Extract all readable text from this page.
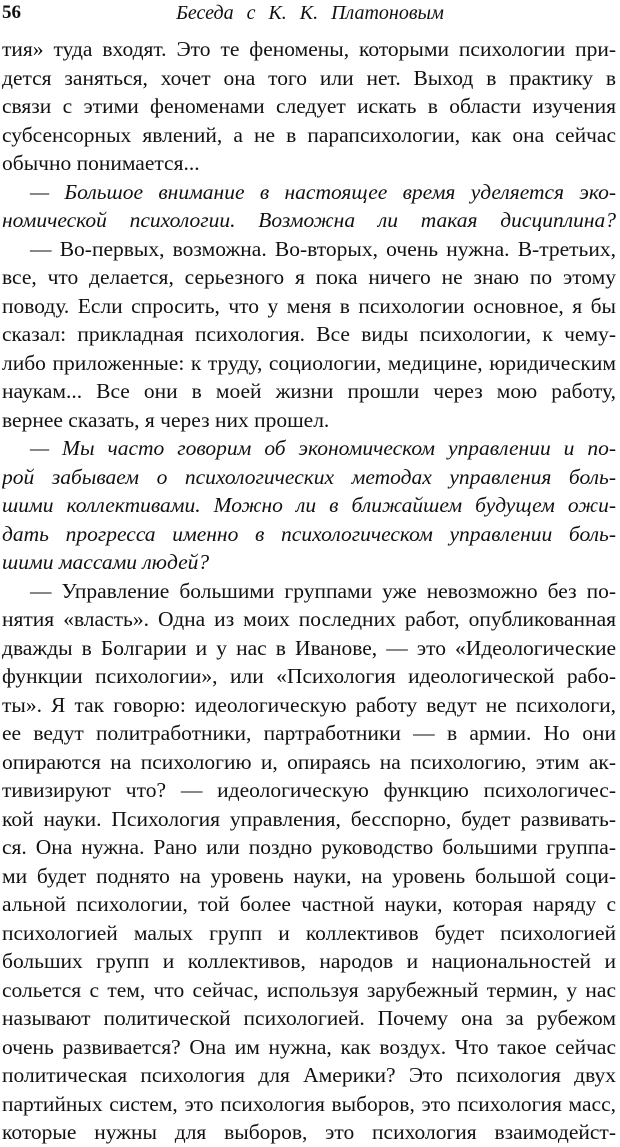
56	Беседа с К. К. Платоновым
тия» туда входят. Это те феномены, которыми психологии при-
дется заняться, хочет она того или нет. Выход в практику в
связи с этими феноменами следует искать в области изучения
субсенсорных явлений, а не в парапсихологии, как она сейчас
обычно понимается...
— Большое внимание в настоящее время уделяется эко-
номической психологии. Возможна ли такая дисциплина?
— Во-первых, возможна. Во-вторых, очень нужна. В-третьих,
все, что делается, серьезного я пока ничего не знаю по этому
поводу. Если спросить, что у меня в психологии основное, я бы
сказал: прикладная психология. Все виды психологии, к чему-
либо приложенные: к труду, социологии, медицине, юридическим
наукам... Все они в моей жизни прошли через мою работу,
вернее сказать, я через них прошел.
— Мы часто говорим об экономическом управлении и по-
рой забываем о психологических методах управления боль-
шими коллективами. Можно ли в ближайшем будущем ожи-
дать прогресса именно в психологическом управлении боль-
шими массами людей?
— Управление большими группами уже невозможно без по-
нятия «власть». Одна из моих последних работ, опубликованная
дважды в Болгарии и у нас в Иванове, — это «Идеологические
функции психологии», или «Психология идеологической рабо-
ты». Я так говорю: идеологическую работу ведут не психологи,
ее ведут политработники, партработники — в армии. Но они
опираются на психологию и, опираясь на психологию, этим ак-
тивизируют что? — идеологическую функцию психологичес-
кой науки. Психология управления, бесспорно, будет развивать-
ся. Она нужна. Рано или поздно руководство большими группа-
ми будет поднято на уровень науки, на уровень большой соци-
альной психологии, той более частной науки, которая наряду с
психологией малых групп и коллективов будет психологией
больших групп и коллективов, народов и национальностей и
сольется с тем, что сейчас, используя зарубежный термин, у нас
называют политической психологией. Почему она за рубежом
очень развивается? Она им нужна, как воздух. Что такое сейчас
политическая психология для Америки? Это психология двух
партийных систем, это психология выборов, это психология масс,
которые нужны для выборов, это психология взаимодейст-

····················

WRITTEN REQUEST - Write out each line of the data exactly; the images should be left out.

RESPONSE TO THE EXERCISE -
Extract all readable text from this page.
56	Беседа с К. К. Платоновым
тия» туда входят. Это те феномены, которыми психологии при-
дется заняться, хочет она того или нет. Выход в практику в
связи с этими феноменами следует искать в области изучения
субсенсорных явлений, а не в парапсихологии, как она сейчас
обычно понимается...
— Большое внимание в настоящее время уделяется эко-
номической психологии. Возможна ли такая дисциплина?
— Во-первых, возможна. Во-вторых, очень нужна. В-третьих,
все, что делается, серьезного я пока ничего не знаю по этому
поводу. Если спросить, что у меня в психологии основное, я бы
сказал: прикладная психология. Все виды психологии, к чему-
либо приложенные: к труду, социологии, медицине, юридическим
наукам... Все они в моей жизни прошли через мою работу,
вернее сказать, я через них прошел.
— Мы часто говорим об экономическом управлении и по-
рой забываем о психологических методах управления боль-
шими коллективами. Можно ли в ближайшем будущем ожи-
дать прогресса именно в психологическом управлении боль-
шими массами людей?
— Управление большими группами уже невозможно без по-
нятия «власть». Одна из моих последних работ, опубликованная
дважды в Болгарии и у нас в Иванове, — это «Идеологические
функции психологии», или «Психология идеологической рабо-
ты». Я так говорю: идеологическую работу ведут не психологи,
ее ведут политработники, партработники — в армии. Но они
опираются на психологию и, опираясь на психологию, этим ак-
тивизируют что? — идеологическую функцию психологичес-
кой науки. Психология управления, бесспорно, будет развивать-
ся. Она нужна. Рано или поздно руководство большими группа-
ми будет поднято на уровень науки, на уровень большой соци-
альной психологии, той более частной науки, которая наряду с
психологией малых групп и коллективов будет психологией
больших групп и коллективов, народов и национальностей и
сольется с тем, что сейчас, используя зарубежный термин, у нас
называют политической психологией. Почему она за рубежом
очень развивается? Она им нужна, как воздух. Что такое сейчас
политическая психология для Америки? Это психология двух
партийных систем, это психология выборов, это психология масс,
которые нужны для выборов, это психология взаимодейст-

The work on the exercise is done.